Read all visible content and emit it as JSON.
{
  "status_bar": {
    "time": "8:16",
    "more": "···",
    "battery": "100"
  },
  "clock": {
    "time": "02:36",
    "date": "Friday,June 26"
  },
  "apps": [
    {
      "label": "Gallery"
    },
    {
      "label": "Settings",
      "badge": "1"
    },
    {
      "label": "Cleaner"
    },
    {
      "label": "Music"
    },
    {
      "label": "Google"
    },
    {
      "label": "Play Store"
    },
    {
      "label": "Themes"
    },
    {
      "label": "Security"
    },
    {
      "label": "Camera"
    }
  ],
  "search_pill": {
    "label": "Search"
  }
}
------------------------------------------------------------
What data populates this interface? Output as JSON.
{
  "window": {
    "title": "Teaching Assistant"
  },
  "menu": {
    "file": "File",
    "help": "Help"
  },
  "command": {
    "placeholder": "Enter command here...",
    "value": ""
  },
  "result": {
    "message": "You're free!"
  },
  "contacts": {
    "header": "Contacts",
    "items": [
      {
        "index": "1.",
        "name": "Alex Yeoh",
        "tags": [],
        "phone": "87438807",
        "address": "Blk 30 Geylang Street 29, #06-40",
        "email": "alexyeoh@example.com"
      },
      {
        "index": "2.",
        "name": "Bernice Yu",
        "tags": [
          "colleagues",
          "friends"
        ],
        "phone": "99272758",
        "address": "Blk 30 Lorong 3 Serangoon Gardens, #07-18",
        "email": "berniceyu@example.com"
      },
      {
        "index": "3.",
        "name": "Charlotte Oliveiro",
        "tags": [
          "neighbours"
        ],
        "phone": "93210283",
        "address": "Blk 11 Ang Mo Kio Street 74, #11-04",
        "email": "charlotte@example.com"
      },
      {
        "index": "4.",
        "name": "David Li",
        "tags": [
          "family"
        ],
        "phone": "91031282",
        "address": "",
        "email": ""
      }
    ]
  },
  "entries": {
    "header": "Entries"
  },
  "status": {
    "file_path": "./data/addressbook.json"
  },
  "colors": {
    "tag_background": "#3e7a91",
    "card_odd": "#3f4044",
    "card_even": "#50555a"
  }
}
------------------------------------------------------------
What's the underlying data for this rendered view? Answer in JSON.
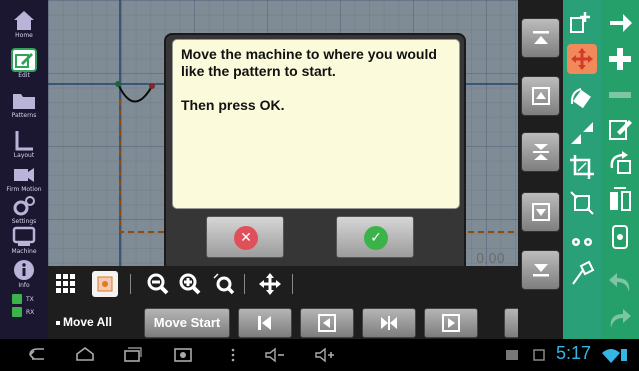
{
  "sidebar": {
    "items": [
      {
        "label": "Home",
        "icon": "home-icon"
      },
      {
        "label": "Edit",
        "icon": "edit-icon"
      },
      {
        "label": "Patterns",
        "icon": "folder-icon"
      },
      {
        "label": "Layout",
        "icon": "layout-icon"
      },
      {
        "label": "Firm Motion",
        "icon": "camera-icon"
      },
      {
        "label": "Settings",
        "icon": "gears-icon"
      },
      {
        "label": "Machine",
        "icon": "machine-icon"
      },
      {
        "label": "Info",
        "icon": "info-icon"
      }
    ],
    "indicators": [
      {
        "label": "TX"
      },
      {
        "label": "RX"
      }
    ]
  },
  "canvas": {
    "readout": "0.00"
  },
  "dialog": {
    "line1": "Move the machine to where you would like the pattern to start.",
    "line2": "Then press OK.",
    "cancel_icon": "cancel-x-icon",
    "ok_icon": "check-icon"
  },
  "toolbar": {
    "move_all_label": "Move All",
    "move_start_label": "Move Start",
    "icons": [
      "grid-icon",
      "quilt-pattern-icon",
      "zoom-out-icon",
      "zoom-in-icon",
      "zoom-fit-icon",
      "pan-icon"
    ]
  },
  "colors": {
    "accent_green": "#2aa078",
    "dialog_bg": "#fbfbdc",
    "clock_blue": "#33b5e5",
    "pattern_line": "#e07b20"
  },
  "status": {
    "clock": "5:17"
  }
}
------------------------------------------------------------
- **Your instructions**
What is the number of lines that contain "data"? Reply with that number alone.

- **Solved problem**
3